------ Dataset entries ------

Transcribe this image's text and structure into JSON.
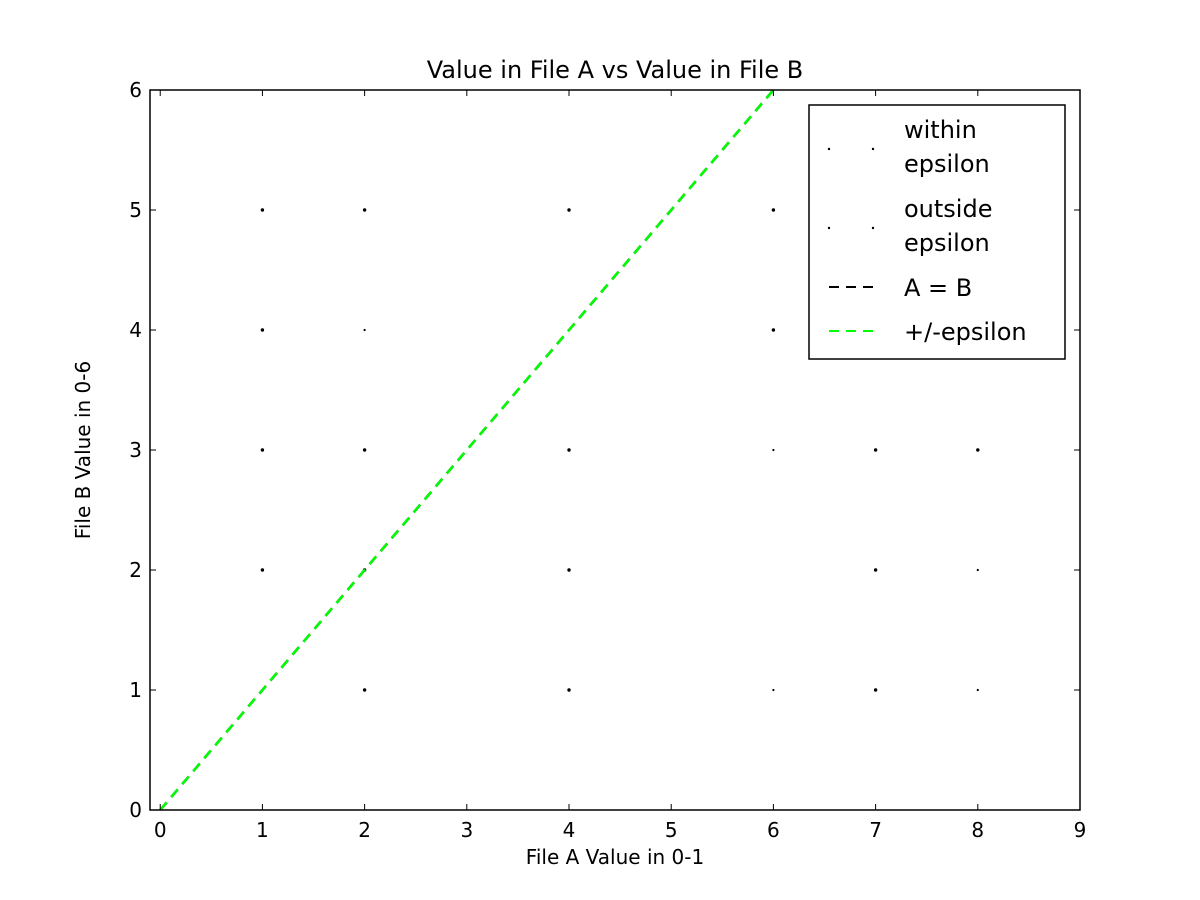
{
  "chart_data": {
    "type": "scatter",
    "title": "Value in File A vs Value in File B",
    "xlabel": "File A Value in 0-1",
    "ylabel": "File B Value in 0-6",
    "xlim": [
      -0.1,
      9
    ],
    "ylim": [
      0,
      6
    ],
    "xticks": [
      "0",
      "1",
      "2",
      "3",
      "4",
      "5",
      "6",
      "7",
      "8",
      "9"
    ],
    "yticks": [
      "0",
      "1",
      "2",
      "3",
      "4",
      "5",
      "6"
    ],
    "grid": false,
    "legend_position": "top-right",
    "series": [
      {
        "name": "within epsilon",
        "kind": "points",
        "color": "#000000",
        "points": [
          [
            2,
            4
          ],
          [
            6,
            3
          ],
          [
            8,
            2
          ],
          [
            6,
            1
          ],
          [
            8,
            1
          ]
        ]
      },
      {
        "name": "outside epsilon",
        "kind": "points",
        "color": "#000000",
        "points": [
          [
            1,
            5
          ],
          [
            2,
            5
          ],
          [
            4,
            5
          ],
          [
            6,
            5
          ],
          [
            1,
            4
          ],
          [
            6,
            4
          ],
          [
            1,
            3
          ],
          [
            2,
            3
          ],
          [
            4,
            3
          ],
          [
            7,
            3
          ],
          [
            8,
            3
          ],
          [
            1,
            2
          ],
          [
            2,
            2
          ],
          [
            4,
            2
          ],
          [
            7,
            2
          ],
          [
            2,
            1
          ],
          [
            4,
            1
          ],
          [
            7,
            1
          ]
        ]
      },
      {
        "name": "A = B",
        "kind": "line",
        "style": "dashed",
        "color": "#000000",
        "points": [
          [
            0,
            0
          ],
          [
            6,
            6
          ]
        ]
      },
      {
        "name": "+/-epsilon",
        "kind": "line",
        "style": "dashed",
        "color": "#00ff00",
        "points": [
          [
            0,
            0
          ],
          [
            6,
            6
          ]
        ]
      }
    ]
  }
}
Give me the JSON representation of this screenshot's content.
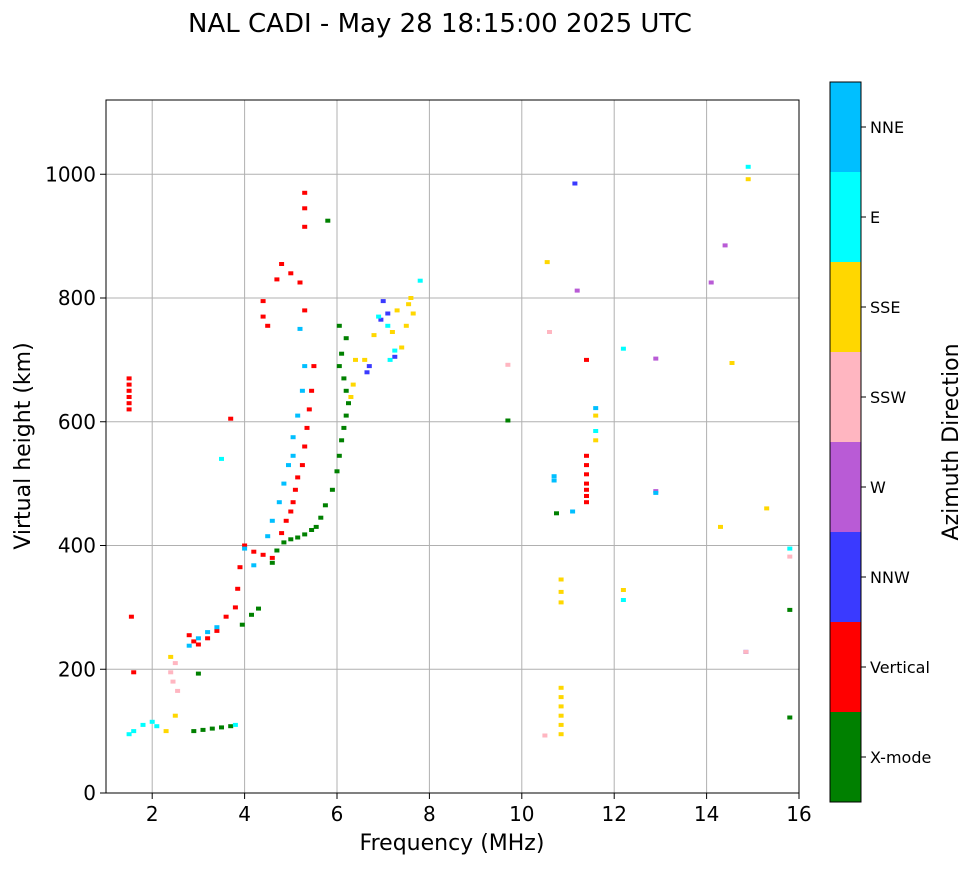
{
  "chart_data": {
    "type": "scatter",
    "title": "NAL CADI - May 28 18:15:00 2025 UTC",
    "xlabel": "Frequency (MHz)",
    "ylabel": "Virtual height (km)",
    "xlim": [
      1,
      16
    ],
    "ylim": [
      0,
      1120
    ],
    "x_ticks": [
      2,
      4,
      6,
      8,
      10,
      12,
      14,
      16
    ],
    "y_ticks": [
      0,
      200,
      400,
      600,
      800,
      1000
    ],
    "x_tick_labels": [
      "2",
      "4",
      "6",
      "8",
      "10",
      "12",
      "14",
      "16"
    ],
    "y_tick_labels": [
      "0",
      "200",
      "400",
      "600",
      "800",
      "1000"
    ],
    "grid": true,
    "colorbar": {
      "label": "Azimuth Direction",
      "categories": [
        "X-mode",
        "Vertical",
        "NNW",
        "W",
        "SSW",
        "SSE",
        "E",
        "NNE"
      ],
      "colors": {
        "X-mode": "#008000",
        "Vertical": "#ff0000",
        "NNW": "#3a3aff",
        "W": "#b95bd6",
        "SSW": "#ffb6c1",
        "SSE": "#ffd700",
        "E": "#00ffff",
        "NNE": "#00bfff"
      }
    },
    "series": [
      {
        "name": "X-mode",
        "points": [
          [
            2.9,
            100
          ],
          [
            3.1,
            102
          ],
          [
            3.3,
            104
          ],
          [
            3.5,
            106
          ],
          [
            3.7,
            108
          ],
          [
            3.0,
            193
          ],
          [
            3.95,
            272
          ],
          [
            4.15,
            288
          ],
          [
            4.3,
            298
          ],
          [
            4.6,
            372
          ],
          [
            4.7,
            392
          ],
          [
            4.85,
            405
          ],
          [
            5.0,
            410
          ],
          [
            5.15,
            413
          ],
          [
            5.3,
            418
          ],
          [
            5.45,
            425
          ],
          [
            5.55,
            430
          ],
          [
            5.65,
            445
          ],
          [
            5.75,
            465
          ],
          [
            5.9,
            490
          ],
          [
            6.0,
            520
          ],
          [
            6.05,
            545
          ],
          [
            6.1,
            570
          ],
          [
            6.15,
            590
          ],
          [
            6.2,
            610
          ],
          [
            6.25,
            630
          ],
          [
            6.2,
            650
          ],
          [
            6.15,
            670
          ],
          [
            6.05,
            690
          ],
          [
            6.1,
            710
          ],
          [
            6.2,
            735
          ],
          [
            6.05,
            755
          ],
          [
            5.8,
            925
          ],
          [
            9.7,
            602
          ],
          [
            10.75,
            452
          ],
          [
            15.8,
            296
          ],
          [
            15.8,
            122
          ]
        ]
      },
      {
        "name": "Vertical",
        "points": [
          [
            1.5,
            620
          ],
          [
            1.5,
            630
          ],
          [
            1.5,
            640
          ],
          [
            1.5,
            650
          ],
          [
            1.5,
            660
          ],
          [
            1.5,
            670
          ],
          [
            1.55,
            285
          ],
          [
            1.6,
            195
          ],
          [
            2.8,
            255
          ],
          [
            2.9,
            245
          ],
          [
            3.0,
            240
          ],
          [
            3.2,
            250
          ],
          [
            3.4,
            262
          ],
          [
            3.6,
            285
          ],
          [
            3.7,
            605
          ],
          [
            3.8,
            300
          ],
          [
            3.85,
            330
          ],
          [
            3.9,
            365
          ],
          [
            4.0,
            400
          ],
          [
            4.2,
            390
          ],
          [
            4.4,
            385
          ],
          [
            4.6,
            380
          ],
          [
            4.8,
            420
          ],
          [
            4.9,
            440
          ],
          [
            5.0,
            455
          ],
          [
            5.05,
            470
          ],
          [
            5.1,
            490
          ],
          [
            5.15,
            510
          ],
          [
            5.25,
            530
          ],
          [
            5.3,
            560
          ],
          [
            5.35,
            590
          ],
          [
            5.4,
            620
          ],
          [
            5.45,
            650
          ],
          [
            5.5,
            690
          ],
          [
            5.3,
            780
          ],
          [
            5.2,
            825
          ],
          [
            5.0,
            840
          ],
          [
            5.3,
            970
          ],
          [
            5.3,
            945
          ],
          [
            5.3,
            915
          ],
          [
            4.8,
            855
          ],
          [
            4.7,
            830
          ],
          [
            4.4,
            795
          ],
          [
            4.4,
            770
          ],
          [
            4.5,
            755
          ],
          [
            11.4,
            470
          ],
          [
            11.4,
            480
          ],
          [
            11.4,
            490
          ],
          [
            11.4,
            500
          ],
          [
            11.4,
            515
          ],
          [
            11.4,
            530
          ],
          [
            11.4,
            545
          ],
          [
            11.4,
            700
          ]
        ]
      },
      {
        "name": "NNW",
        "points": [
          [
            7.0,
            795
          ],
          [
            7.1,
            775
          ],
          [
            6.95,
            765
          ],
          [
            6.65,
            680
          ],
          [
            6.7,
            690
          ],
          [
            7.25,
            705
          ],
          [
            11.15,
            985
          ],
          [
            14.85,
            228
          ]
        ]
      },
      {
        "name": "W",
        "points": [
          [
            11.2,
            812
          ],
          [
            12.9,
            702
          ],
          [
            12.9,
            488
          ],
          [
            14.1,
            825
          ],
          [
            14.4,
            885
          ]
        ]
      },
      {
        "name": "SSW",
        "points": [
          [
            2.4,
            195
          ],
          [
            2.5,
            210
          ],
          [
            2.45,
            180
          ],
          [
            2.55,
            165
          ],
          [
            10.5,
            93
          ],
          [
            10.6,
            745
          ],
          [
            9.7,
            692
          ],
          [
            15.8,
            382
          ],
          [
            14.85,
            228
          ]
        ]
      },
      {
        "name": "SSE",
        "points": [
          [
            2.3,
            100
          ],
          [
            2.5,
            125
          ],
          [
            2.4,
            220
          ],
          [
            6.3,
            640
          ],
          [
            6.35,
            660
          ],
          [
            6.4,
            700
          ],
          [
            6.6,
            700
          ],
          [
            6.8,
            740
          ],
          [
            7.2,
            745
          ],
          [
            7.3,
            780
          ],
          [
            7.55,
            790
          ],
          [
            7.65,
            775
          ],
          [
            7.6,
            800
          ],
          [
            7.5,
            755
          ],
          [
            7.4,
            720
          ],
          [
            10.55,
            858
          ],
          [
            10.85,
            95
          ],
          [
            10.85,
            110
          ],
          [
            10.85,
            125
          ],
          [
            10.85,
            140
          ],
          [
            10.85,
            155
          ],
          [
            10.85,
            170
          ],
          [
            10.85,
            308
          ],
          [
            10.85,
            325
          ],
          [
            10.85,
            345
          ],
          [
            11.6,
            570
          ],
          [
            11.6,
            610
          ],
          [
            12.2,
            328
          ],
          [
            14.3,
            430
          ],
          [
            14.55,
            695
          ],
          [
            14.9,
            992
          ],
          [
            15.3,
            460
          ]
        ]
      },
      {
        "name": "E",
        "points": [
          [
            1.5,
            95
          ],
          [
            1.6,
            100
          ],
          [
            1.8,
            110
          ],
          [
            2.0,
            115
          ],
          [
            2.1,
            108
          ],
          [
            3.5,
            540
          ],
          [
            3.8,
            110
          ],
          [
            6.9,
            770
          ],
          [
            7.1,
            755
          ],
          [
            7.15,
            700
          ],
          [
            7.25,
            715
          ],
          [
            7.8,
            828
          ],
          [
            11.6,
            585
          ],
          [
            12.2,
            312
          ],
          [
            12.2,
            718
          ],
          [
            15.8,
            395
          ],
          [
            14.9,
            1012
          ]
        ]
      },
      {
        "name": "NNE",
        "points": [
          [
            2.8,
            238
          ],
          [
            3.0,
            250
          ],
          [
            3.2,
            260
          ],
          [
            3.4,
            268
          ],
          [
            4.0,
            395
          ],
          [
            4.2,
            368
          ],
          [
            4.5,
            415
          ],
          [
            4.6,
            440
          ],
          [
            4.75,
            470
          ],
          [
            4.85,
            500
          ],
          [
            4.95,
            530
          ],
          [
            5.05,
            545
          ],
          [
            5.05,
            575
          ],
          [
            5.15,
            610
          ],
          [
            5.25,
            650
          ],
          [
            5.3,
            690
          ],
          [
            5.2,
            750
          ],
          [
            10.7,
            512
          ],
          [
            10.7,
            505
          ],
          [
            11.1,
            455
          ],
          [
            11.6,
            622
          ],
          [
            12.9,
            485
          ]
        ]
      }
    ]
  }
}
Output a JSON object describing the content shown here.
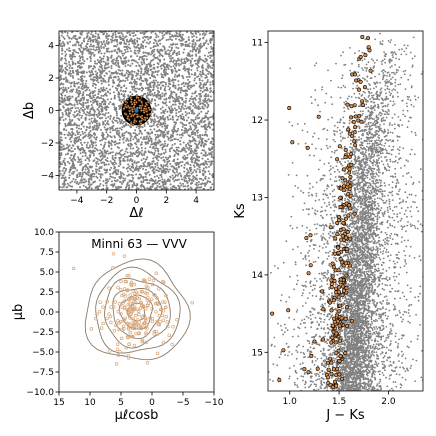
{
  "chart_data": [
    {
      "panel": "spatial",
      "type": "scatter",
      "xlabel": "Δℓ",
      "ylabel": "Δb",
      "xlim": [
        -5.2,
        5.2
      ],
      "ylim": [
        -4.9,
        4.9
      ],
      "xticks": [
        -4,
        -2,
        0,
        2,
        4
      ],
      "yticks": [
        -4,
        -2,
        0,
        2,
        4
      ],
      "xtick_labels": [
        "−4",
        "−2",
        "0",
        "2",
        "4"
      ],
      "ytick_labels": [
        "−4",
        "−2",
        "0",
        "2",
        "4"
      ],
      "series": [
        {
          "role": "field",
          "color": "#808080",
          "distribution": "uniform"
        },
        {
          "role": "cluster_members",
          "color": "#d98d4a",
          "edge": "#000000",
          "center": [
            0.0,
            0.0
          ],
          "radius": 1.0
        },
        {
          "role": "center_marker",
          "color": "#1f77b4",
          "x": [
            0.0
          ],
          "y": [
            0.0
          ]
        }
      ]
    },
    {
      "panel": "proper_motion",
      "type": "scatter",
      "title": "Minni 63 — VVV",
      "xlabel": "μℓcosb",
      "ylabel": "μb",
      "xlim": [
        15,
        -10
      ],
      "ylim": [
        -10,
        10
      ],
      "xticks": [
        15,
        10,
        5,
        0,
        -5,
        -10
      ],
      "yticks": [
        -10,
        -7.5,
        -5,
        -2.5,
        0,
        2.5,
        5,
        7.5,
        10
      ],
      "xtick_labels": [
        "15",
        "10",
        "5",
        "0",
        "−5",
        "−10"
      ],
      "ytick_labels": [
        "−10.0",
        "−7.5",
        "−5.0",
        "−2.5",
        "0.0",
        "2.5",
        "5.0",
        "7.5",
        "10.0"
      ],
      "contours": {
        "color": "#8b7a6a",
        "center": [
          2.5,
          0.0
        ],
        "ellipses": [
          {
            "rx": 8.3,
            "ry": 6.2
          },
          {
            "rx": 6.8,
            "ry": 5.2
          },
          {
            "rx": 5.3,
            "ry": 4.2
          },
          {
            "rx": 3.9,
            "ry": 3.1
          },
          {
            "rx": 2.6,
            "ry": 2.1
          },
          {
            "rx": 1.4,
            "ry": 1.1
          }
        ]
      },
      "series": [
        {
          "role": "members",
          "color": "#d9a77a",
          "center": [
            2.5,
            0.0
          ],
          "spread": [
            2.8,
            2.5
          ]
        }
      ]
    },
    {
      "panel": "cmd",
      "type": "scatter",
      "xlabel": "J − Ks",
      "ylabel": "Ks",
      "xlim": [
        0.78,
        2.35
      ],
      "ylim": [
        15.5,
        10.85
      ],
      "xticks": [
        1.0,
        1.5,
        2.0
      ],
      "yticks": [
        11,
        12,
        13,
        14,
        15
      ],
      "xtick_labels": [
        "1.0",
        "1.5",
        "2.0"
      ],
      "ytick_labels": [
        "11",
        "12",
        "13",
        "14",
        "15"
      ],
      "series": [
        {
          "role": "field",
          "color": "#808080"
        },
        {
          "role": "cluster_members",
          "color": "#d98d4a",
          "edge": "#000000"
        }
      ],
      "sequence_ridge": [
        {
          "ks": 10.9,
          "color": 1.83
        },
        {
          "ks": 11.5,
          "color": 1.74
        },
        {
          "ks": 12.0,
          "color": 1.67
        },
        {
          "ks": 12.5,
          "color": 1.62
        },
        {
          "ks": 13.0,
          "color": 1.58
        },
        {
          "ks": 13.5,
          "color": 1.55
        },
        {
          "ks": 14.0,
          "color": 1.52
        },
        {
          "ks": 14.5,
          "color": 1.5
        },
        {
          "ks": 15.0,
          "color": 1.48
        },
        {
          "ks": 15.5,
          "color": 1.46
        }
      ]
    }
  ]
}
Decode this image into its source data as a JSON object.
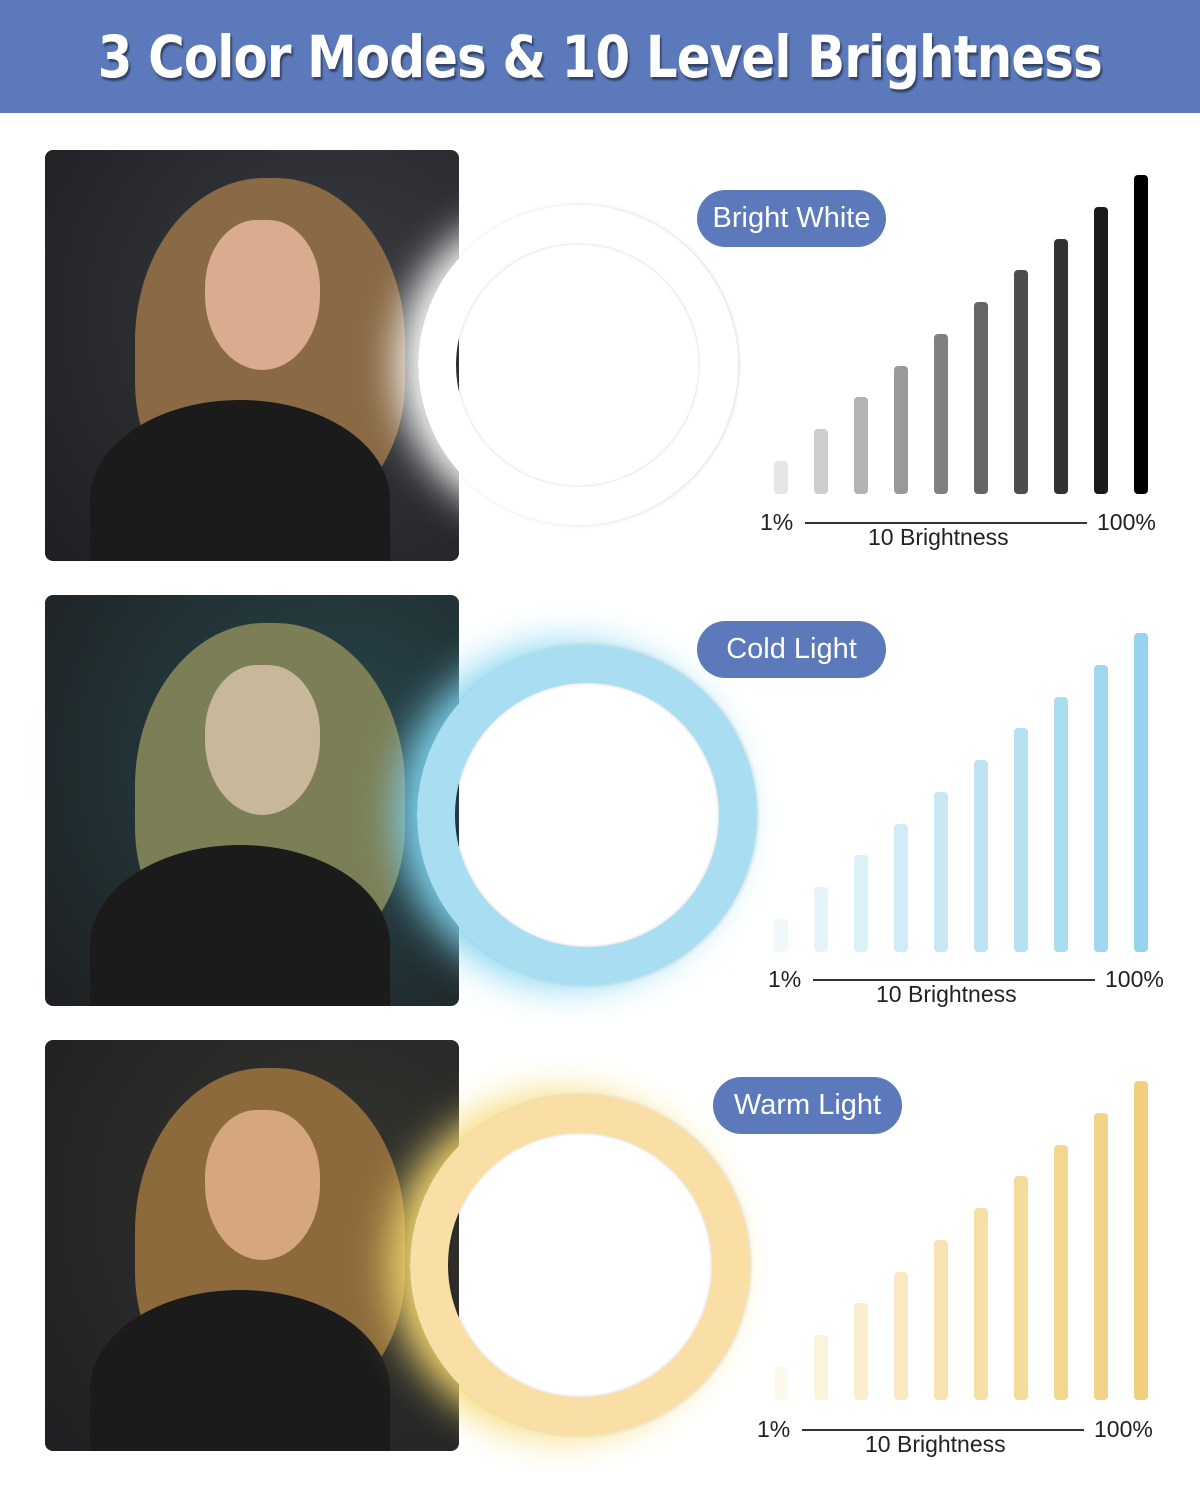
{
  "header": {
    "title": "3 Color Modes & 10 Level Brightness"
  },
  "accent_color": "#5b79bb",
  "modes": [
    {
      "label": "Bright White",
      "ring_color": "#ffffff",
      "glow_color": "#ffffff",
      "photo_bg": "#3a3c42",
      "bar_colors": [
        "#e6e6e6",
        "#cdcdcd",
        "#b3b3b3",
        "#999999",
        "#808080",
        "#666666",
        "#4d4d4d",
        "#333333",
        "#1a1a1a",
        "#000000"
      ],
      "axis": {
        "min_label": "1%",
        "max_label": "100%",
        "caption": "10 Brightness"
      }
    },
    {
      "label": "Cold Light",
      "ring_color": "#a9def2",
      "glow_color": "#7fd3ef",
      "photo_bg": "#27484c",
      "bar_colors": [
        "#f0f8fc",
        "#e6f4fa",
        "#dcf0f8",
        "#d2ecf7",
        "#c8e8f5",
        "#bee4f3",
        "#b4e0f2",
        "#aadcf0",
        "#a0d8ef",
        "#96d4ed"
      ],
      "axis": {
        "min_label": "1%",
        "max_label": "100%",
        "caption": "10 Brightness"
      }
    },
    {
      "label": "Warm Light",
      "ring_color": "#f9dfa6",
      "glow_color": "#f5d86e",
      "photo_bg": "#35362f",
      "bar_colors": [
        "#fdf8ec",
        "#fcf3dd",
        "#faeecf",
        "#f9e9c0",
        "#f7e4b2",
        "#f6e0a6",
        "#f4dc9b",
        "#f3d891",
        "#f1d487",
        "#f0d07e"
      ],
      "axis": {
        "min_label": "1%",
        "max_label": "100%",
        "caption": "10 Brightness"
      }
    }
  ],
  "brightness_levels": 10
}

------

Task to complete: Copy every line in the entries above that has the string "content" in it.

Task solution:
Give me the JSON representation of this screenshot's content.
Output a JSON object describing the content shown here.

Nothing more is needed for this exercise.